● **Dataset excerpts**
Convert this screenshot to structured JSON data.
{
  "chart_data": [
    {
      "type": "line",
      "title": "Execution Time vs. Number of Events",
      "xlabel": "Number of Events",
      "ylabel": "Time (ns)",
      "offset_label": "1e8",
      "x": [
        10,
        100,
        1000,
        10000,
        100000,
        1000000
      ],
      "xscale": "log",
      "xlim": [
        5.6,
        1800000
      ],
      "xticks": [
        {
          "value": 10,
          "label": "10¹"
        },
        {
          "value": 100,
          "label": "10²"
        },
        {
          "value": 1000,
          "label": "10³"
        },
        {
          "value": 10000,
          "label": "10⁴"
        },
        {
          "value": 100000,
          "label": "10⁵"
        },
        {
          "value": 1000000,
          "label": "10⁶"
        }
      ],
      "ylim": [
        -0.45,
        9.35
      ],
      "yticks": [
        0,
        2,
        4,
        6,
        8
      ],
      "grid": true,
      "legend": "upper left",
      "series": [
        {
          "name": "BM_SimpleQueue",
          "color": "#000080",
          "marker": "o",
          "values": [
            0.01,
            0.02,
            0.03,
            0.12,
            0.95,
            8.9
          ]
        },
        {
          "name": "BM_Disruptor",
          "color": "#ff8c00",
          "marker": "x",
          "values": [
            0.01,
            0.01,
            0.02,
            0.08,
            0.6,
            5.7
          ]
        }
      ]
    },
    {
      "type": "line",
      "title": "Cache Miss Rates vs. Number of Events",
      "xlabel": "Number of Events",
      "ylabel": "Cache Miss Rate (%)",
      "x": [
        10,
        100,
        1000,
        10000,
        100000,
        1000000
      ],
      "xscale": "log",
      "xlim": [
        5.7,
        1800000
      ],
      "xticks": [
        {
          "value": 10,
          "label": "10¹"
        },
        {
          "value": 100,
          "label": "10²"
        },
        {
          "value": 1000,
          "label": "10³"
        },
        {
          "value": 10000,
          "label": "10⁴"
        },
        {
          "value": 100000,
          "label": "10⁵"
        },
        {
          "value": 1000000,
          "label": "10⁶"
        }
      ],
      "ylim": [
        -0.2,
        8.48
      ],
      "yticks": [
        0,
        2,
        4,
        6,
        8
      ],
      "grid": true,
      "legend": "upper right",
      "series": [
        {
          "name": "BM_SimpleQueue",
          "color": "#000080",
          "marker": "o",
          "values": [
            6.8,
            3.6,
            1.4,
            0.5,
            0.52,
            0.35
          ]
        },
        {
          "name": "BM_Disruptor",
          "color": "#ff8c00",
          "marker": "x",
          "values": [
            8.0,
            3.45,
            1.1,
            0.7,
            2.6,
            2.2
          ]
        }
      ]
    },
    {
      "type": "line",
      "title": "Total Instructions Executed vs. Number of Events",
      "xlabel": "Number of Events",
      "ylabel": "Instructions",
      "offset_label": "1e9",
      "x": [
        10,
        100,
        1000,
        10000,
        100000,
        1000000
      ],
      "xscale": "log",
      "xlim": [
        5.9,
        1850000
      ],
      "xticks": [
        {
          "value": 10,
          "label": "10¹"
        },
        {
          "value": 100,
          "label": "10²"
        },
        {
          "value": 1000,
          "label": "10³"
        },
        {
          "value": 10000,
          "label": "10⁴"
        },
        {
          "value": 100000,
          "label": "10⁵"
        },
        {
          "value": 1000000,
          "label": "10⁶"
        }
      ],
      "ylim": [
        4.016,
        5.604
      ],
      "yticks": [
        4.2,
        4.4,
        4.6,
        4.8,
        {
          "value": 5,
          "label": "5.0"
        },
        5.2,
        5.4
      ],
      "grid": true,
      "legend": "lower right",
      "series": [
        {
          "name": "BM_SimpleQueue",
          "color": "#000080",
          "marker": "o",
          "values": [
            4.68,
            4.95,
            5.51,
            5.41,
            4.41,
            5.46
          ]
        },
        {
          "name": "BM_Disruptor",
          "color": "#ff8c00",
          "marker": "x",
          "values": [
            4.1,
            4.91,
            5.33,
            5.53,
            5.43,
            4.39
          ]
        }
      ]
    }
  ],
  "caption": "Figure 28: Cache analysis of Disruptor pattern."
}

● **What to produce**
Give all the entries again exactly; leave none out.

● **Problem solution**
Convert this screenshot to structured JSON data.
{
  "chart_data": [
    {
      "type": "line",
      "title": "Execution Time vs. Number of Events",
      "xlabel": "Number of Events",
      "ylabel": "Time (ns)",
      "offset_label": "1e8",
      "x": [
        10,
        100,
        1000,
        10000,
        100000,
        1000000
      ],
      "xscale": "log",
      "xlim": [
        5.6,
        1800000
      ],
      "xticks": [
        {
          "value": 10,
          "label": "10¹"
        },
        {
          "value": 100,
          "label": "10²"
        },
        {
          "value": 1000,
          "label": "10³"
        },
        {
          "value": 10000,
          "label": "10⁴"
        },
        {
          "value": 100000,
          "label": "10⁵"
        },
        {
          "value": 1000000,
          "label": "10⁶"
        }
      ],
      "ylim": [
        -0.45,
        9.35
      ],
      "yticks": [
        0,
        2,
        4,
        6,
        8
      ],
      "grid": true,
      "legend": "upper left",
      "series": [
        {
          "name": "BM_SimpleQueue",
          "color": "#000080",
          "marker": "o",
          "values": [
            0.01,
            0.02,
            0.03,
            0.12,
            0.95,
            8.9
          ]
        },
        {
          "name": "BM_Disruptor",
          "color": "#ff8c00",
          "marker": "x",
          "values": [
            0.01,
            0.01,
            0.02,
            0.08,
            0.6,
            5.7
          ]
        }
      ]
    },
    {
      "type": "line",
      "title": "Cache Miss Rates vs. Number of Events",
      "xlabel": "Number of Events",
      "ylabel": "Cache Miss Rate (%)",
      "x": [
        10,
        100,
        1000,
        10000,
        100000,
        1000000
      ],
      "xscale": "log",
      "xlim": [
        5.7,
        1800000
      ],
      "xticks": [
        {
          "value": 10,
          "label": "10¹"
        },
        {
          "value": 100,
          "label": "10²"
        },
        {
          "value": 1000,
          "label": "10³"
        },
        {
          "value": 10000,
          "label": "10⁴"
        },
        {
          "value": 100000,
          "label": "10⁵"
        },
        {
          "value": 1000000,
          "label": "10⁶"
        }
      ],
      "ylim": [
        -0.2,
        8.48
      ],
      "yticks": [
        0,
        2,
        4,
        6,
        8
      ],
      "grid": true,
      "legend": "upper right",
      "series": [
        {
          "name": "BM_SimpleQueue",
          "color": "#000080",
          "marker": "o",
          "values": [
            6.8,
            3.6,
            1.4,
            0.5,
            0.52,
            0.35
          ]
        },
        {
          "name": "BM_Disruptor",
          "color": "#ff8c00",
          "marker": "x",
          "values": [
            8.0,
            3.45,
            1.1,
            0.7,
            2.6,
            2.2
          ]
        }
      ]
    },
    {
      "type": "line",
      "title": "Total Instructions Executed vs. Number of Events",
      "xlabel": "Number of Events",
      "ylabel": "Instructions",
      "offset_label": "1e9",
      "x": [
        10,
        100,
        1000,
        10000,
        100000,
        1000000
      ],
      "xscale": "log",
      "xlim": [
        5.9,
        1850000
      ],
      "xticks": [
        {
          "value": 10,
          "label": "10¹"
        },
        {
          "value": 100,
          "label": "10²"
        },
        {
          "value": 1000,
          "label": "10³"
        },
        {
          "value": 10000,
          "label": "10⁴"
        },
        {
          "value": 100000,
          "label": "10⁵"
        },
        {
          "value": 1000000,
          "label": "10⁶"
        }
      ],
      "ylim": [
        4.016,
        5.604
      ],
      "yticks": [
        4.2,
        4.4,
        4.6,
        4.8,
        {
          "value": 5,
          "label": "5.0"
        },
        5.2,
        5.4
      ],
      "grid": true,
      "legend": "lower right",
      "series": [
        {
          "name": "BM_SimpleQueue",
          "color": "#000080",
          "marker": "o",
          "values": [
            4.68,
            4.95,
            5.51,
            5.41,
            4.41,
            5.46
          ]
        },
        {
          "name": "BM_Disruptor",
          "color": "#ff8c00",
          "marker": "x",
          "values": [
            4.1,
            4.91,
            5.33,
            5.53,
            5.43,
            4.39
          ]
        }
      ]
    }
  ],
  "caption": "Figure 28: Cache analysis of Disruptor pattern."
}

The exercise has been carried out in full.